*** INPUT

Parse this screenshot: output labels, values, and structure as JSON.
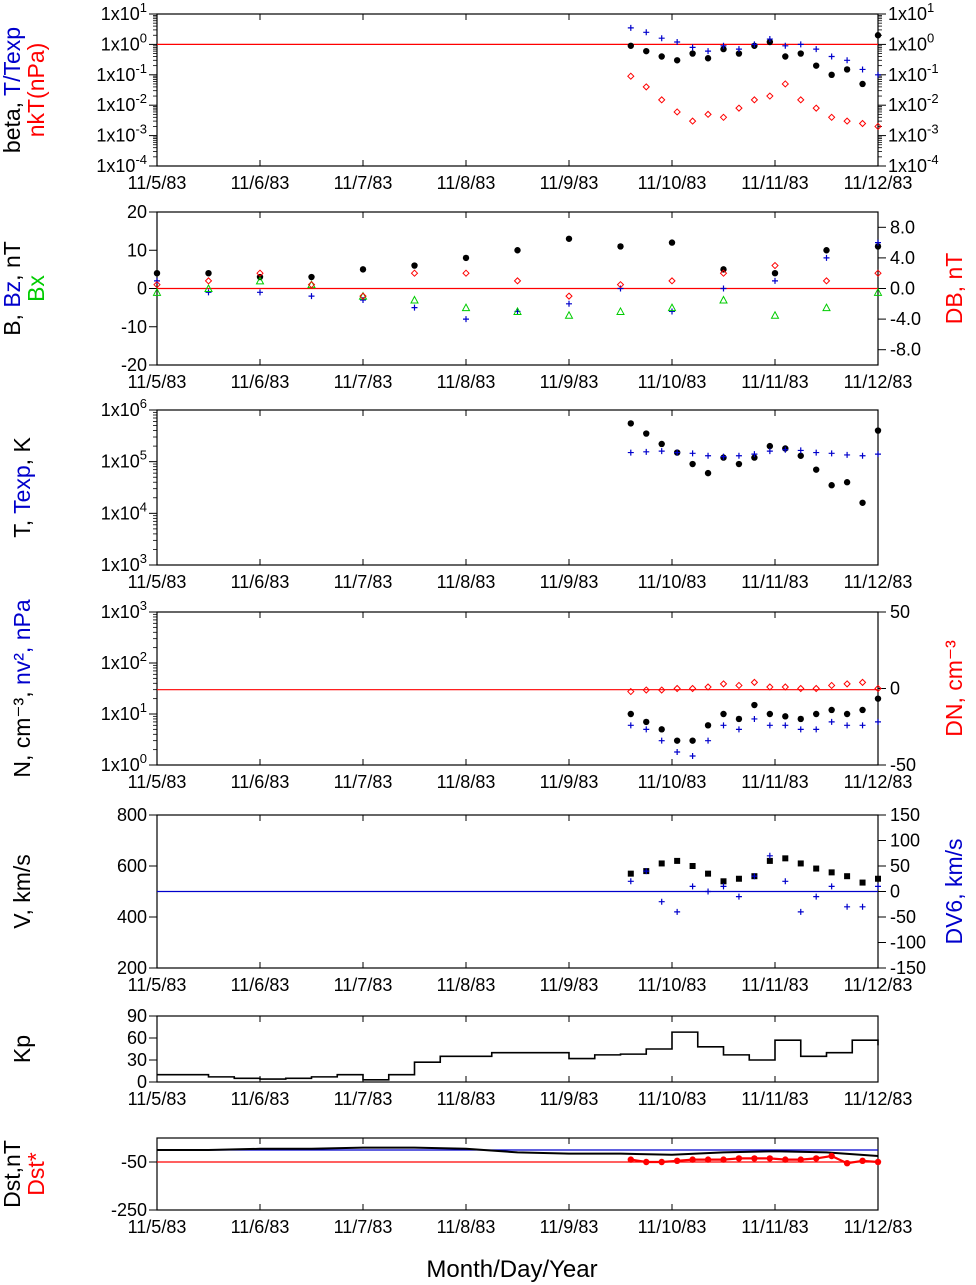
{
  "xaxis": {
    "ticks": [
      "11/5/83",
      "11/6/83",
      "11/7/83",
      "11/8/83",
      "11/9/83",
      "11/10/83",
      "11/11/83",
      "11/12/83"
    ],
    "title": "Month/Day/Year"
  },
  "colors": {
    "black": "#000000",
    "red": "#ff0000",
    "blue": "#0000cc",
    "green": "#00cc00"
  },
  "chart_data": [
    {
      "id": "beta",
      "type": "scatter",
      "ylabel_left": [
        {
          "text": "beta, ",
          "color": "black"
        },
        {
          "text": "T/Texp",
          "color": "blue"
        }
      ],
      "ylabel_left2": [
        {
          "text": "nkT(nPa)",
          "color": "red"
        }
      ],
      "ylog": true,
      "ylim": [
        0.0001,
        10
      ],
      "yticks": [
        {
          "v": 10,
          "label": "1x10^1"
        },
        {
          "v": 1,
          "label": "1x10^0"
        },
        {
          "v": 0.1,
          "label": "1x10^-1"
        },
        {
          "v": 0.01,
          "label": "1x10^-2"
        },
        {
          "v": 0.001,
          "label": "1x10^-3"
        },
        {
          "v": 0.0001,
          "label": "1x10^-4"
        }
      ],
      "right_ticks_mirror": true,
      "hline": {
        "v": 1,
        "color": "red"
      },
      "series": [
        {
          "label": "beta",
          "color": "black",
          "marker": "dot",
          "x": [
            4.6,
            4.75,
            4.9,
            5.05,
            5.2,
            5.35,
            5.5,
            5.65,
            5.8,
            5.95,
            6.1,
            6.25,
            6.4,
            6.55,
            6.7,
            6.85,
            7.0
          ],
          "y": [
            0.9,
            0.6,
            0.4,
            0.3,
            0.5,
            0.35,
            0.7,
            0.5,
            0.9,
            1.2,
            0.4,
            0.5,
            0.2,
            0.1,
            0.15,
            0.05,
            2.0
          ]
        },
        {
          "label": "T/Texp",
          "color": "blue",
          "marker": "plus",
          "x": [
            4.6,
            4.75,
            4.9,
            5.05,
            5.2,
            5.35,
            5.5,
            5.65,
            5.8,
            5.95,
            6.1,
            6.25,
            6.4,
            6.55,
            6.7,
            6.85,
            7.0
          ],
          "y": [
            3.5,
            2.5,
            1.6,
            1.2,
            0.8,
            0.6,
            0.9,
            0.7,
            1.0,
            1.5,
            0.9,
            1.0,
            0.7,
            0.4,
            0.3,
            0.15,
            0.1
          ]
        },
        {
          "label": "nkT",
          "color": "red",
          "marker": "diamond",
          "x": [
            4.6,
            4.75,
            4.9,
            5.05,
            5.2,
            5.35,
            5.5,
            5.65,
            5.8,
            5.95,
            6.1,
            6.25,
            6.4,
            6.55,
            6.7,
            6.85,
            7.0
          ],
          "y": [
            0.09,
            0.04,
            0.015,
            0.006,
            0.003,
            0.005,
            0.004,
            0.008,
            0.015,
            0.02,
            0.05,
            0.015,
            0.008,
            0.004,
            0.003,
            0.0025,
            0.002
          ]
        }
      ]
    },
    {
      "id": "bfield",
      "type": "scatter",
      "ylabel_left": [
        {
          "text": "B, ",
          "color": "black"
        },
        {
          "text": "Bz",
          "color": "blue"
        },
        {
          "text": ", nT",
          "color": "black"
        }
      ],
      "ylabel_left2": [
        {
          "text": "Bx",
          "color": "green"
        }
      ],
      "ylabel_right": [
        {
          "text": "DB, nT",
          "color": "red"
        }
      ],
      "ylim": [
        -20,
        20
      ],
      "yticks": [
        {
          "v": 20,
          "label": "20"
        },
        {
          "v": 10,
          "label": "10"
        },
        {
          "v": 0,
          "label": "0"
        },
        {
          "v": -10,
          "label": "-10"
        },
        {
          "v": -20,
          "label": "-20"
        }
      ],
      "yright_lim": [
        -10,
        10
      ],
      "yright_ticks": [
        {
          "v": 8,
          "label": "8.0"
        },
        {
          "v": 4,
          "label": "4.0"
        },
        {
          "v": 0,
          "label": "0.0"
        },
        {
          "v": -4,
          "label": "-4.0"
        },
        {
          "v": -8,
          "label": "-8.0"
        }
      ],
      "hline": {
        "v": 0,
        "color": "red"
      },
      "series": [
        {
          "label": "B",
          "color": "black",
          "marker": "dot",
          "x": [
            0.0,
            0.5,
            1.0,
            1.5,
            2.0,
            2.5,
            3.0,
            3.5,
            4.0,
            4.5,
            5.0,
            5.5,
            6.0,
            6.5,
            7.0
          ],
          "y": [
            4,
            4,
            3,
            3,
            5,
            6,
            8,
            10,
            13,
            11,
            12,
            5,
            4,
            10,
            11
          ]
        },
        {
          "label": "Bz",
          "color": "blue",
          "marker": "plus",
          "x": [
            0.0,
            0.5,
            1.0,
            1.5,
            2.0,
            2.5,
            3.0,
            3.5,
            4.0,
            4.5,
            5.0,
            5.5,
            6.0,
            6.5,
            7.0
          ],
          "y": [
            2,
            -1,
            -1,
            -2,
            -3,
            -5,
            -8,
            -6,
            -4,
            0,
            -6,
            0,
            2,
            8,
            12
          ]
        },
        {
          "label": "Bx",
          "color": "green",
          "marker": "triangle",
          "x": [
            0.0,
            0.5,
            1.0,
            1.5,
            2.0,
            2.5,
            3.0,
            3.5,
            4.0,
            4.5,
            5.0,
            5.5,
            6.0,
            6.5,
            7.0
          ],
          "y": [
            -1,
            0,
            2,
            1,
            -2,
            -3,
            -5,
            -6,
            -7,
            -6,
            -5,
            -3,
            -7,
            -5,
            -1
          ]
        },
        {
          "label": "DB",
          "color": "red",
          "marker": "diamond",
          "axis": "right",
          "x": [
            0.0,
            0.5,
            1.0,
            1.5,
            2.0,
            2.5,
            3.0,
            3.5,
            4.0,
            4.5,
            5.0,
            5.5,
            6.0,
            6.5,
            7.0
          ],
          "y": [
            0.5,
            1.0,
            2.0,
            0.5,
            -1.0,
            2.0,
            2.0,
            1.0,
            -1.0,
            0.5,
            1.0,
            2.0,
            3.0,
            1.0,
            2.0
          ]
        }
      ]
    },
    {
      "id": "temperature",
      "type": "scatter",
      "ylabel_left": [
        {
          "text": "T, ",
          "color": "black"
        },
        {
          "text": "Texp",
          "color": "blue"
        },
        {
          "text": ", K",
          "color": "black"
        }
      ],
      "ylog": true,
      "ylim": [
        1000,
        1000000
      ],
      "yticks": [
        {
          "v": 1000000,
          "label": "1x10^6"
        },
        {
          "v": 100000,
          "label": "1x10^5"
        },
        {
          "v": 10000,
          "label": "1x10^4"
        },
        {
          "v": 1000,
          "label": "1x10^3"
        }
      ],
      "series": [
        {
          "label": "T",
          "color": "black",
          "marker": "dot",
          "x": [
            4.6,
            4.75,
            4.9,
            5.05,
            5.2,
            5.35,
            5.5,
            5.65,
            5.8,
            5.95,
            6.1,
            6.25,
            6.4,
            6.55,
            6.7,
            6.85,
            7.0
          ],
          "y": [
            550000,
            350000,
            220000,
            150000,
            90000,
            60000,
            120000,
            90000,
            120000,
            200000,
            180000,
            130000,
            70000,
            35000,
            40000,
            16000,
            400000
          ]
        },
        {
          "label": "Texp",
          "color": "blue",
          "marker": "plus",
          "x": [
            4.6,
            4.75,
            4.9,
            5.05,
            5.2,
            5.35,
            5.5,
            5.65,
            5.8,
            5.95,
            6.1,
            6.25,
            6.4,
            6.55,
            6.7,
            6.85,
            7.0
          ],
          "y": [
            150000,
            155000,
            160000,
            150000,
            145000,
            130000,
            125000,
            130000,
            140000,
            160000,
            170000,
            165000,
            150000,
            145000,
            135000,
            130000,
            140000
          ]
        }
      ]
    },
    {
      "id": "density",
      "type": "scatter",
      "ylabel_left": [
        {
          "text": "N, cm⁻³, ",
          "color": "black"
        },
        {
          "text": "nv², nPa",
          "color": "blue"
        }
      ],
      "ylabel_right": [
        {
          "text": "DN, cm⁻³",
          "color": "red"
        }
      ],
      "ylog": true,
      "ylim": [
        1,
        1000
      ],
      "yticks": [
        {
          "v": 1000,
          "label": "1x10^3"
        },
        {
          "v": 100,
          "label": "1x10^2"
        },
        {
          "v": 10,
          "label": "1x10^1"
        },
        {
          "v": 1,
          "label": "1x10^0"
        }
      ],
      "yright_lim": [
        -50,
        50
      ],
      "yright_ticks": [
        {
          "v": 50,
          "label": "50"
        },
        {
          "v": 0,
          "label": "0"
        },
        {
          "v": -50,
          "label": "-50"
        }
      ],
      "hline": {
        "v": 30,
        "color": "red"
      },
      "series": [
        {
          "label": "N",
          "color": "black",
          "marker": "dot",
          "x": [
            4.6,
            4.75,
            4.9,
            5.05,
            5.2,
            5.35,
            5.5,
            5.65,
            5.8,
            5.95,
            6.1,
            6.25,
            6.4,
            6.55,
            6.7,
            6.85,
            7.0
          ],
          "y": [
            10,
            7,
            5,
            3,
            3,
            6,
            10,
            8,
            15,
            10,
            9,
            8,
            10,
            12,
            10,
            12,
            20
          ]
        },
        {
          "label": "nv2",
          "color": "blue",
          "marker": "plus",
          "x": [
            4.6,
            4.75,
            4.9,
            5.05,
            5.2,
            5.35,
            5.5,
            5.65,
            5.8,
            5.95,
            6.1,
            6.25,
            6.4,
            6.55,
            6.7,
            6.85,
            7.0
          ],
          "y": [
            6,
            5,
            3,
            1.8,
            1.5,
            3,
            6,
            5,
            8,
            6,
            6,
            5,
            5,
            7,
            6,
            6,
            7
          ]
        },
        {
          "label": "DN",
          "color": "red",
          "marker": "diamond",
          "axis": "right",
          "x": [
            4.6,
            4.75,
            4.9,
            5.05,
            5.2,
            5.35,
            5.5,
            5.65,
            5.8,
            5.95,
            6.1,
            6.25,
            6.4,
            6.55,
            6.7,
            6.85,
            7.0
          ],
          "y": [
            -2,
            -1,
            -1,
            0,
            0,
            1,
            3,
            2,
            4,
            1,
            1,
            0,
            0,
            2,
            3,
            4,
            0
          ]
        }
      ]
    },
    {
      "id": "velocity",
      "type": "scatter",
      "ylabel_left": [
        {
          "text": "V, km/s",
          "color": "black"
        }
      ],
      "ylabel_right": [
        {
          "text": "DV6, km/s",
          "color": "blue"
        }
      ],
      "ylim": [
        200,
        800
      ],
      "yticks": [
        {
          "v": 800,
          "label": "800"
        },
        {
          "v": 600,
          "label": "600"
        },
        {
          "v": 400,
          "label": "400"
        },
        {
          "v": 200,
          "label": "200"
        }
      ],
      "yright_lim": [
        -150,
        150
      ],
      "yright_ticks": [
        {
          "v": 150,
          "label": "150"
        },
        {
          "v": 100,
          "label": "100"
        },
        {
          "v": 50,
          "label": "50"
        },
        {
          "v": 0,
          "label": "0"
        },
        {
          "v": -50,
          "label": "-50"
        },
        {
          "v": -100,
          "label": "-100"
        },
        {
          "v": -150,
          "label": "-150"
        }
      ],
      "hline": {
        "v": 500,
        "color": "blue"
      },
      "series": [
        {
          "label": "V",
          "color": "black",
          "marker": "square",
          "x": [
            4.6,
            4.75,
            4.9,
            5.05,
            5.2,
            5.35,
            5.5,
            5.65,
            5.8,
            5.95,
            6.1,
            6.25,
            6.4,
            6.55,
            6.7,
            6.85,
            7.0
          ],
          "y": [
            570,
            580,
            610,
            620,
            600,
            570,
            540,
            550,
            560,
            620,
            630,
            610,
            590,
            575,
            560,
            535,
            550
          ]
        },
        {
          "label": "DV6",
          "color": "blue",
          "marker": "plus",
          "axis": "right",
          "x": [
            4.6,
            4.75,
            4.9,
            5.05,
            5.2,
            5.35,
            5.5,
            5.65,
            5.8,
            5.95,
            6.1,
            6.25,
            6.4,
            6.55,
            6.7,
            6.85,
            7.0
          ],
          "y": [
            20,
            40,
            -20,
            -40,
            10,
            0,
            10,
            -10,
            30,
            70,
            20,
            -40,
            -10,
            10,
            -30,
            -30,
            10
          ]
        }
      ]
    },
    {
      "id": "kp",
      "type": "line",
      "ylabel_left": [
        {
          "text": "Kp",
          "color": "black"
        }
      ],
      "ylim": [
        0,
        90
      ],
      "yticks": [
        {
          "v": 90,
          "label": "90"
        },
        {
          "v": 60,
          "label": "60"
        },
        {
          "v": 30,
          "label": "30"
        },
        {
          "v": 0,
          "label": "0"
        }
      ],
      "series": [
        {
          "label": "Kp",
          "color": "black",
          "marker": "step",
          "x": [
            0.0,
            0.25,
            0.5,
            0.75,
            1.0,
            1.25,
            1.5,
            1.75,
            2.0,
            2.25,
            2.5,
            2.75,
            3.0,
            3.25,
            3.5,
            3.75,
            4.0,
            4.25,
            4.5,
            4.75,
            5.0,
            5.25,
            5.5,
            5.75,
            6.0,
            6.25,
            6.5,
            6.75,
            7.0
          ],
          "y": [
            10,
            10,
            7,
            5,
            4,
            5,
            7,
            10,
            3,
            10,
            27,
            35,
            35,
            40,
            40,
            40,
            32,
            37,
            38,
            45,
            68,
            48,
            37,
            30,
            57,
            35,
            40,
            57,
            50
          ]
        }
      ]
    },
    {
      "id": "dst",
      "type": "line",
      "ylabel_left": [
        {
          "text": "Dst,nT",
          "color": "black"
        }
      ],
      "ylabel_left2": [
        {
          "text": "Dst*",
          "color": "red"
        }
      ],
      "ylim": [
        -250,
        50
      ],
      "yticks": [
        {
          "v": -50,
          "label": "-50"
        },
        {
          "v": -250,
          "label": "-250"
        }
      ],
      "hlines": [
        {
          "v": 0,
          "color": "blue"
        },
        {
          "v": -50,
          "color": "red"
        }
      ],
      "series": [
        {
          "label": "Dst",
          "color": "black",
          "marker": "line",
          "x": [
            0.0,
            0.5,
            1.0,
            1.5,
            2.0,
            2.5,
            3.0,
            3.5,
            4.0,
            4.5,
            5.0,
            5.5,
            6.0,
            6.5,
            7.0
          ],
          "y": [
            0,
            0,
            5,
            5,
            10,
            10,
            5,
            -10,
            -15,
            -15,
            -20,
            -10,
            -5,
            -10,
            -25
          ]
        },
        {
          "label": "Dst*",
          "color": "red",
          "marker": "dot",
          "x": [
            4.6,
            4.75,
            4.9,
            5.05,
            5.2,
            5.35,
            5.5,
            5.65,
            5.8,
            5.95,
            6.1,
            6.25,
            6.4,
            6.55,
            6.7,
            6.85,
            7.0
          ],
          "y": [
            -40,
            -50,
            -50,
            -45,
            -40,
            -40,
            -40,
            -35,
            -35,
            -35,
            -40,
            -40,
            -35,
            -25,
            -55,
            -45,
            -50
          ]
        }
      ]
    }
  ]
}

******

### DESCRIPTION OF THE TASK
Show all lines from the records above where the word "Texp" occurs.

### RESULT FOR THIS TASK
          "text": "T/Texp",
          "label": "T/Texp",
          "text": "Texp",
          "label": "Texp",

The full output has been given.